_WHAT THE TASK REQUIRES_: For each line in the data below that holds "would", return a copy.

_TASK INPUT_:
□ □ □ □

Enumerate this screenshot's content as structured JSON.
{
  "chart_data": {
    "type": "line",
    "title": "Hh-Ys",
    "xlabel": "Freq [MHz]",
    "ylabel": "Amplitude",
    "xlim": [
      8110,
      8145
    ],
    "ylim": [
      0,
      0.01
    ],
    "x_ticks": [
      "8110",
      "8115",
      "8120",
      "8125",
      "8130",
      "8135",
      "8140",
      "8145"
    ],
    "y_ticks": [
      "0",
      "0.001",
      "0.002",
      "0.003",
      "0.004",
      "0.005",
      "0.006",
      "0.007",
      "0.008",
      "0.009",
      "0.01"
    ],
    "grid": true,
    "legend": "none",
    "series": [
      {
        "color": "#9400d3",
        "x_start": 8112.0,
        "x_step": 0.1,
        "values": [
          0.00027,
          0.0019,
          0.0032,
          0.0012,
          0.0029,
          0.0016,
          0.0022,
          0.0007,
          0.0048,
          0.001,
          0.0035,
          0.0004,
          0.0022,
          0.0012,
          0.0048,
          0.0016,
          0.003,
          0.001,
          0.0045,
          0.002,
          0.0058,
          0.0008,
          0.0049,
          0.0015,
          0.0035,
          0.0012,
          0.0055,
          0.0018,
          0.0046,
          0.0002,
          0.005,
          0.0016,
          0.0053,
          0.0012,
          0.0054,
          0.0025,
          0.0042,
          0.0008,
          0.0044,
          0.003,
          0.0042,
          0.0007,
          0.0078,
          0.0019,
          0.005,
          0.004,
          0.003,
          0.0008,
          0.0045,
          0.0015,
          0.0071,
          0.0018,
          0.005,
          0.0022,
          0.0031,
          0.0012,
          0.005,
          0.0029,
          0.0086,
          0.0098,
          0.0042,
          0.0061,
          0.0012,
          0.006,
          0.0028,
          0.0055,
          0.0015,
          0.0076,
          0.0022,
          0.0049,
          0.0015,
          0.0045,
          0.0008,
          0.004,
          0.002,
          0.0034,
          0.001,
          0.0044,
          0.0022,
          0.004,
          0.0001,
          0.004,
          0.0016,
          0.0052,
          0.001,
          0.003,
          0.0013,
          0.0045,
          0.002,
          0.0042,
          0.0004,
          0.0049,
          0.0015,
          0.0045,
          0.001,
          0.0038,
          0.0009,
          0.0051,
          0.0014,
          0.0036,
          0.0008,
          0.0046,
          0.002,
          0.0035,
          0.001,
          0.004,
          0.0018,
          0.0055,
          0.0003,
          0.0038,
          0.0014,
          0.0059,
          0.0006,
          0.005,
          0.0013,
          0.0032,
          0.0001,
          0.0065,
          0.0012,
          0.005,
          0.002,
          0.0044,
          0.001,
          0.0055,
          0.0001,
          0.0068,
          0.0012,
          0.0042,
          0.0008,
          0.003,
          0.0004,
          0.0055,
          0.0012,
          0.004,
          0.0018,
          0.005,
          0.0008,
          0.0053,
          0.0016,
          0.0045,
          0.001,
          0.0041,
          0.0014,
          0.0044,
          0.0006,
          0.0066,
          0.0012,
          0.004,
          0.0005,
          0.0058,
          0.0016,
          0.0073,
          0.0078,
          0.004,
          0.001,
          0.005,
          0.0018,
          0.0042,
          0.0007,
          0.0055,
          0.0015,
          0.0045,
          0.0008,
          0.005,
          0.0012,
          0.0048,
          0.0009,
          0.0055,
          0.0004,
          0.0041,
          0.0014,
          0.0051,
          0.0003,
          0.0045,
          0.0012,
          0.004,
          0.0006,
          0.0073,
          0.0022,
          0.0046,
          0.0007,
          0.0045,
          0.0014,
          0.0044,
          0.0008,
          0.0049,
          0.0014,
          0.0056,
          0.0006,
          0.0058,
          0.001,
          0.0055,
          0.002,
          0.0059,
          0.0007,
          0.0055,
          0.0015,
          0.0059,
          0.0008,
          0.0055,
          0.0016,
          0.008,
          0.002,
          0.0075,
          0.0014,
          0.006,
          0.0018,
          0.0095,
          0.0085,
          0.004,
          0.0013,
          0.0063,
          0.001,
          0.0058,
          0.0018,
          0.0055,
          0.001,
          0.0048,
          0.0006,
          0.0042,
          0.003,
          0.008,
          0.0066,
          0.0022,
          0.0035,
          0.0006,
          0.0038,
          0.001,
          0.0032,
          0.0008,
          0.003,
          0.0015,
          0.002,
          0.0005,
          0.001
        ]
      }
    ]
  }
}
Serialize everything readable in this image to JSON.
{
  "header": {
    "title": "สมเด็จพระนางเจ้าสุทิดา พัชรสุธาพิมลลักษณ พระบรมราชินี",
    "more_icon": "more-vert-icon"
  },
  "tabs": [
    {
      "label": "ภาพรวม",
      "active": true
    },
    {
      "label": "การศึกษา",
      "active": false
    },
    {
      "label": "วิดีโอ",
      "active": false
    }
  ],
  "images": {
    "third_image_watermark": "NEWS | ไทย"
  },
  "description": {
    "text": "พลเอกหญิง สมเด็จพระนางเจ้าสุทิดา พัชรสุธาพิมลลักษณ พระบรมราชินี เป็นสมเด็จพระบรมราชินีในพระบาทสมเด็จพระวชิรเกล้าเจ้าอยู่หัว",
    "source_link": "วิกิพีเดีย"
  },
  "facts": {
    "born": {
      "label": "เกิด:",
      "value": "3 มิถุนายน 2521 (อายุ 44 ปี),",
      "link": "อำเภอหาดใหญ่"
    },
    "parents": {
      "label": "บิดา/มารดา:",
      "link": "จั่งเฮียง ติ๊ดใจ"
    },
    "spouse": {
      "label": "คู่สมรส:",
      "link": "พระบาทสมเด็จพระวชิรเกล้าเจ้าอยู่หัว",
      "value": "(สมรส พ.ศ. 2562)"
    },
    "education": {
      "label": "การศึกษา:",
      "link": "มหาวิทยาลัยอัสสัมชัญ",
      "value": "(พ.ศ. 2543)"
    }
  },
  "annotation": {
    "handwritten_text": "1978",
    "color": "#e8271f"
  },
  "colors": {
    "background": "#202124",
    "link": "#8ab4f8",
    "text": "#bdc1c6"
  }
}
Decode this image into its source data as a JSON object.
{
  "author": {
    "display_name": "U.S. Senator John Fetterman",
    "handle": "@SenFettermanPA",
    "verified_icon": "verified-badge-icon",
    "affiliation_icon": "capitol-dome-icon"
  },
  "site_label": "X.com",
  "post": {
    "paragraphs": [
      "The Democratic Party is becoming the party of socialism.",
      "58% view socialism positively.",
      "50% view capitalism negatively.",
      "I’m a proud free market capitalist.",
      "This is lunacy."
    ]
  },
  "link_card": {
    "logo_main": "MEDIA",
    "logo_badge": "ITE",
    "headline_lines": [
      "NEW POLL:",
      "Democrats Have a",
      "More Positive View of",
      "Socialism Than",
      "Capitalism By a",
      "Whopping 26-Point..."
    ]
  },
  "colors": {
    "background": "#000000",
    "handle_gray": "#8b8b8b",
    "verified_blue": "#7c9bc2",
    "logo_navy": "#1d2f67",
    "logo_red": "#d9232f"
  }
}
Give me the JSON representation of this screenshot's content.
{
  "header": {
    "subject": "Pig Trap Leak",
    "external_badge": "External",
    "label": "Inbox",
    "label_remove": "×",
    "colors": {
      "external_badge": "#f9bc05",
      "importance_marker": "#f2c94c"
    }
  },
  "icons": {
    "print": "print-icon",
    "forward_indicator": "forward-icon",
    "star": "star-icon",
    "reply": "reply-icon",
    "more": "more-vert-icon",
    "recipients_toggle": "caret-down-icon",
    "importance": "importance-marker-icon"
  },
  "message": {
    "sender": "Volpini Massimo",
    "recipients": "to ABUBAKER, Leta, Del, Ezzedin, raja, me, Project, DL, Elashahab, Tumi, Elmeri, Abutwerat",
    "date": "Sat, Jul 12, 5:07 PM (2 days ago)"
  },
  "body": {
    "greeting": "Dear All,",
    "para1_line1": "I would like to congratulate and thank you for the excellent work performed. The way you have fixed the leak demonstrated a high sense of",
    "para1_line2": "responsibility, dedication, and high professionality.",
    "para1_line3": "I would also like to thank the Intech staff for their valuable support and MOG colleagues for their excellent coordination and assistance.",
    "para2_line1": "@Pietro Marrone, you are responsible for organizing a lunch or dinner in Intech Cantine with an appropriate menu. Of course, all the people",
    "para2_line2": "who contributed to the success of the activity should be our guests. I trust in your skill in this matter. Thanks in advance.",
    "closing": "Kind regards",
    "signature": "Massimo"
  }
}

□ □ □ □

_ANSWER TO THIS EXERCISE_:
    "para1_line1": "I would like to congratulate and thank you for the excellent work performed. The way you have fixed the leak demonstrated a high sense of",
    "para1_line3": "I would also like to thank the Intech staff for their valuable support and MOG colleagues for their excellent coordination and assistance.",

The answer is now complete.